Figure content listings

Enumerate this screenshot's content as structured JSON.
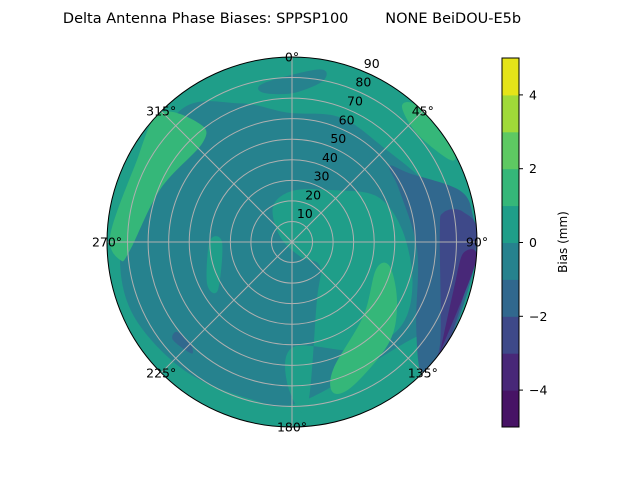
{
  "chart_data": {
    "type": "polar-contour",
    "title": "Delta Antenna Phase Biases: SPPSP100        NONE BeiDOU-E5b",
    "angular_axis": {
      "direction": "clockwise",
      "zero_location": "top",
      "ticks": [
        0,
        45,
        90,
        135,
        180,
        225,
        270,
        315
      ],
      "tick_labels": [
        "0°",
        "45°",
        "90°",
        "135°",
        "180°",
        "225°",
        "270°",
        "315°"
      ]
    },
    "radial_axis": {
      "range": [
        0,
        90
      ],
      "ticks": [
        10,
        20,
        30,
        40,
        50,
        60,
        70,
        80,
        90
      ],
      "tick_labels": [
        "10",
        "20",
        "30",
        "40",
        "50",
        "60",
        "70",
        "80",
        "90"
      ]
    },
    "grid": true,
    "colorbar": {
      "label": "Bias (mm)",
      "range": [
        -5,
        5
      ],
      "levels": [
        -5,
        -4,
        -3,
        -2,
        -1,
        0,
        1,
        2,
        3,
        4,
        5
      ],
      "colors": [
        "#471365",
        "#482878",
        "#3e4989",
        "#31688e",
        "#26828e",
        "#1f9e89",
        "#35b779",
        "#5ec962",
        "#a0da39",
        "#e5e419"
      ],
      "ticks": [
        -4,
        -2,
        0,
        2,
        4
      ],
      "tick_labels": [
        "−4",
        "−2",
        "0",
        "2",
        "4"
      ]
    },
    "background_level": [
      0,
      1
    ],
    "regions_note_units": "points are [azimuth_deg, zenith_deg]",
    "regions": [
      {
        "level": [
          -1,
          0
        ],
        "points": [
          [
            319,
            84
          ],
          [
            339.5,
            72
          ],
          [
            358,
            63
          ],
          [
            21,
            65
          ],
          [
            44,
            64
          ],
          [
            70,
            73
          ],
          [
            92,
            85
          ],
          [
            115,
            85
          ],
          [
            131,
            74
          ],
          [
            177,
            78
          ],
          [
            195,
            79
          ],
          [
            220,
            81.5
          ],
          [
            245,
            85
          ],
          [
            265,
            84
          ],
          [
            283,
            79
          ]
        ]
      },
      {
        "level": [
          -1,
          0
        ],
        "points": [
          [
            350,
            78.5
          ],
          [
            9,
            85
          ],
          [
            11,
            80
          ],
          [
            0.5,
            72.5
          ],
          [
            349,
            74
          ]
        ]
      },
      {
        "level": [
          0,
          1
        ],
        "points": [
          [
            332,
            19.6
          ],
          [
            1.5,
            25
          ],
          [
            38,
            32
          ],
          [
            62,
            47
          ],
          [
            84,
            54
          ],
          [
            109,
            62
          ],
          [
            128,
            67
          ],
          [
            148,
            62
          ],
          [
            179,
            51
          ],
          [
            182,
            68.5
          ],
          [
            175,
            82
          ],
          [
            158,
            32
          ],
          [
            131,
            18
          ],
          [
            151,
            8
          ],
          [
            295,
            6.5
          ]
        ]
      },
      {
        "level": [
          0,
          1
        ],
        "points": [
          [
            270.7,
            40
          ],
          [
            269.5,
            34
          ],
          [
            237,
            43
          ],
          [
            244,
            46
          ]
        ]
      },
      {
        "level": [
          1,
          2
        ],
        "points": [
          [
            314,
            90
          ],
          [
            322,
            73
          ],
          [
            318,
            65
          ],
          [
            292,
            69
          ],
          [
            267,
            79
          ],
          [
            264,
            84
          ],
          [
            272,
            88.5
          ],
          [
            296,
            85
          ]
        ]
      },
      {
        "level": [
          1,
          2
        ],
        "points": [
          [
            39,
            85
          ],
          [
            43,
            90
          ],
          [
            60,
            90
          ],
          [
            62.5,
            86.6
          ],
          [
            49,
            80.5
          ]
        ]
      },
      {
        "level": [
          1,
          2
        ],
        "points": [
          [
            108,
            43
          ],
          [
            104,
            49
          ],
          [
            120,
            59
          ],
          [
            136,
            68
          ],
          [
            157,
            76
          ],
          [
            164.7,
            76
          ],
          [
            162,
            65
          ],
          [
            136,
            50
          ]
        ]
      },
      {
        "level": [
          -2,
          -1
        ],
        "points": [
          [
            52,
            60
          ],
          [
            60,
            66.5
          ],
          [
            73,
            85.5
          ],
          [
            82,
            89
          ],
          [
            94.5,
            90
          ],
          [
            119,
            90
          ],
          [
            132,
            90
          ],
          [
            135,
            88
          ],
          [
            123,
            72
          ],
          [
            93.5,
            61
          ],
          [
            64,
            58
          ]
        ]
      },
      {
        "level": [
          -2,
          -1
        ],
        "points": [
          [
            232,
            71
          ],
          [
            225,
            70
          ],
          [
            222,
            73
          ],
          [
            230.5,
            75
          ]
        ]
      },
      {
        "level": [
          -3,
          -2
        ],
        "points": [
          [
            79,
            75
          ],
          [
            80,
            84.5
          ],
          [
            89,
            90
          ],
          [
            121,
            90
          ],
          [
            132,
            90
          ],
          [
            124,
            87
          ],
          [
            87,
            72
          ]
        ]
      },
      {
        "level": [
          -4,
          -3
        ],
        "points": [
          [
            93.7,
            83.5
          ],
          [
            96,
            90
          ],
          [
            127,
            90
          ],
          [
            127,
            90
          ],
          [
            106.5,
            82
          ]
        ]
      }
    ]
  }
}
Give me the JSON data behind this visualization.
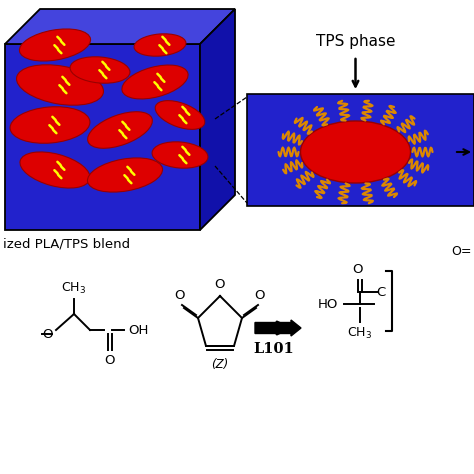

Work to complete:
Pictures in the records above are not copied; print everything else exactly.

Solved problem:
Enumerate this screenshot's content as structured JSON.
{
  "chart_data": {
    "type": "polar-contour",
    "title": "Delta Antenna Phase Biases: SPPSP100        NONE BeiDOU-E5b",
    "angular_axis": {
      "direction": "clockwise",
      "zero_location": "top",
      "ticks": [
        0,
        45,
        90,
        135,
        180,
        225,
        270,
        315
      ],
      "tick_labels": [
        "0°",
        "45°",
        "90°",
        "135°",
        "180°",
        "225°",
        "270°",
        "315°"
      ]
    },
    "radial_axis": {
      "range": [
        0,
        90
      ],
      "ticks": [
        10,
        20,
        30,
        40,
        50,
        60,
        70,
        80,
        90
      ],
      "tick_labels": [
        "10",
        "20",
        "30",
        "40",
        "50",
        "60",
        "70",
        "80",
        "90"
      ]
    },
    "grid": true,
    "colorbar": {
      "label": "Bias (mm)",
      "range": [
        -5,
        5
      ],
      "levels": [
        -5,
        -4,
        -3,
        -2,
        -1,
        0,
        1,
        2,
        3,
        4,
        5
      ],
      "colors": [
        "#471365",
        "#482878",
        "#3e4989",
        "#31688e",
        "#26828e",
        "#1f9e89",
        "#35b779",
        "#5ec962",
        "#a0da39",
        "#e5e419"
      ],
      "ticks": [
        -4,
        -2,
        0,
        2,
        4
      ],
      "tick_labels": [
        "−4",
        "−2",
        "0",
        "2",
        "4"
      ]
    },
    "background_level": [
      0,
      1
    ],
    "regions_note_units": "points are [azimuth_deg, zenith_deg]",
    "regions": [
      {
        "level": [
          -1,
          0
        ],
        "points": [
          [
            319,
            84
          ],
          [
            339.5,
            72
          ],
          [
            358,
            63
          ],
          [
            21,
            65
          ],
          [
            44,
            64
          ],
          [
            70,
            73
          ],
          [
            92,
            85
          ],
          [
            115,
            85
          ],
          [
            131,
            74
          ],
          [
            177,
            78
          ],
          [
            195,
            79
          ],
          [
            220,
            81.5
          ],
          [
            245,
            85
          ],
          [
            265,
            84
          ],
          [
            283,
            79
          ]
        ]
      },
      {
        "level": [
          -1,
          0
        ],
        "points": [
          [
            350,
            78.5
          ],
          [
            9,
            85
          ],
          [
            11,
            80
          ],
          [
            0.5,
            72.5
          ],
          [
            349,
            74
          ]
        ]
      },
      {
        "level": [
          0,
          1
        ],
        "points": [
          [
            332,
            19.6
          ],
          [
            1.5,
            25
          ],
          [
            38,
            32
          ],
          [
            62,
            47
          ],
          [
            84,
            54
          ],
          [
            109,
            62
          ],
          [
            128,
            67
          ],
          [
            148,
            62
          ],
          [
            179,
            51
          ],
          [
            182,
            68.5
          ],
          [
            175,
            82
          ],
          [
            158,
            32
          ],
          [
            131,
            18
          ],
          [
            151,
            8
          ],
          [
            295,
            6.5
          ]
        ]
      },
      {
        "level": [
          0,
          1
        ],
        "points": [
          [
            270.7,
            40
          ],
          [
            269.5,
            34
          ],
          [
            237,
            43
          ],
          [
            244,
            46
          ]
        ]
      },
      {
        "level": [
          1,
          2
        ],
        "points": [
          [
            314,
            90
          ],
          [
            322,
            73
          ],
          [
            318,
            65
          ],
          [
            292,
            69
          ],
          [
            267,
            79
          ],
          [
            264,
            84
          ],
          [
            272,
            88.5
          ],
          [
            296,
            85
          ]
        ]
      },
      {
        "level": [
          1,
          2
        ],
        "points": [
          [
            39,
            85
          ],
          [
            43,
            90
          ],
          [
            60,
            90
          ],
          [
            62.5,
            86.6
          ],
          [
            49,
            80.5
          ]
        ]
      },
      {
        "level": [
          1,
          2
        ],
        "points": [
          [
            108,
            43
          ],
          [
            104,
            49
          ],
          [
            120,
            59
          ],
          [
            136,
            68
          ],
          [
            157,
            76
          ],
          [
            164.7,
            76
          ],
          [
            162,
            65
          ],
          [
            136,
            50
          ]
        ]
      },
      {
        "level": [
          -2,
          -1
        ],
        "points": [
          [
            52,
            60
          ],
          [
            60,
            66.5
          ],
          [
            73,
            85.5
          ],
          [
            82,
            89
          ],
          [
            94.5,
            90
          ],
          [
            119,
            90
          ],
          [
            132,
            90
          ],
          [
            135,
            88
          ],
          [
            123,
            72
          ],
          [
            93.5,
            61
          ],
          [
            64,
            58
          ]
        ]
      },
      {
        "level": [
          -2,
          -1
        ],
        "points": [
          [
            232,
            71
          ],
          [
            225,
            70
          ],
          [
            222,
            73
          ],
          [
            230.5,
            75
          ]
        ]
      },
      {
        "level": [
          -3,
          -2
        ],
        "points": [
          [
            79,
            75
          ],
          [
            80,
            84.5
          ],
          [
            89,
            90
          ],
          [
            121,
            90
          ],
          [
            132,
            90
          ],
          [
            124,
            87
          ],
          [
            87,
            72
          ]
        ]
      },
      {
        "level": [
          -4,
          -3
        ],
        "points": [
          [
            93.7,
            83.5
          ],
          [
            96,
            90
          ],
          [
            127,
            90
          ],
          [
            127,
            90
          ],
          [
            106.5,
            82
          ]
        ]
      }
    ]
  }
}
Give me the JSON data behind this visualization.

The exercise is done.